◆ Materials provided:

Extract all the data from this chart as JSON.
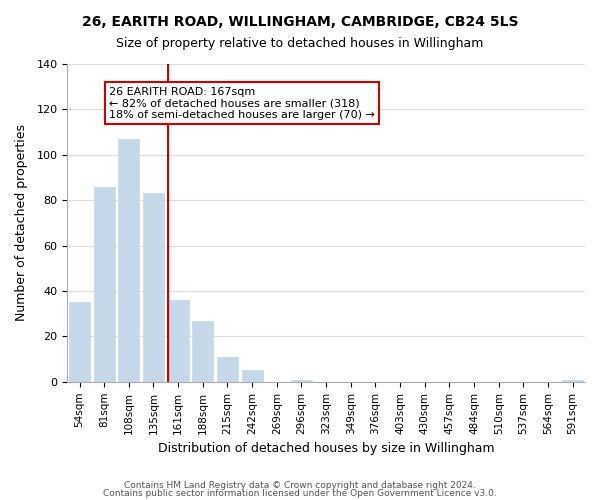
{
  "title1": "26, EARITH ROAD, WILLINGHAM, CAMBRIDGE, CB24 5LS",
  "title2": "Size of property relative to detached houses in Willingham",
  "xlabel": "Distribution of detached houses by size in Willingham",
  "ylabel": "Number of detached properties",
  "bar_labels": [
    "54sqm",
    "81sqm",
    "108sqm",
    "135sqm",
    "161sqm",
    "188sqm",
    "215sqm",
    "242sqm",
    "269sqm",
    "296sqm",
    "323sqm",
    "349sqm",
    "376sqm",
    "403sqm",
    "430sqm",
    "457sqm",
    "484sqm",
    "510sqm",
    "537sqm",
    "564sqm",
    "591sqm"
  ],
  "bar_values": [
    35,
    86,
    107,
    83,
    36,
    27,
    11,
    5,
    0,
    1,
    0,
    0,
    0,
    0,
    0,
    0,
    0,
    0,
    0,
    0,
    1
  ],
  "bar_color": "#c5d8ea",
  "highlight_bar_index": 4,
  "highlight_bar_color": "#c5d8ea",
  "vline_x": 4,
  "vline_color": "#cc0000",
  "annotation_text": "26 EARITH ROAD: 167sqm\n← 82% of detached houses are smaller (318)\n18% of semi-detached houses are larger (70) →",
  "annotation_box_color": "#ffffff",
  "annotation_box_edgecolor": "#cc0000",
  "ylim": [
    0,
    140
  ],
  "yticks": [
    0,
    20,
    40,
    60,
    80,
    100,
    120,
    140
  ],
  "footer1": "Contains HM Land Registry data © Crown copyright and database right 2024.",
  "footer2": "Contains public sector information licensed under the Open Government Licence v3.0.",
  "background_color": "#ffffff",
  "grid_color": "#dddddd"
}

◆ Job: List the lines that contain the word "data".

◆ Final result:
Extract all the data from this chart as JSON.
  "footer1": "Contains HM Land Registry data © Crown copyright and database right 2024.",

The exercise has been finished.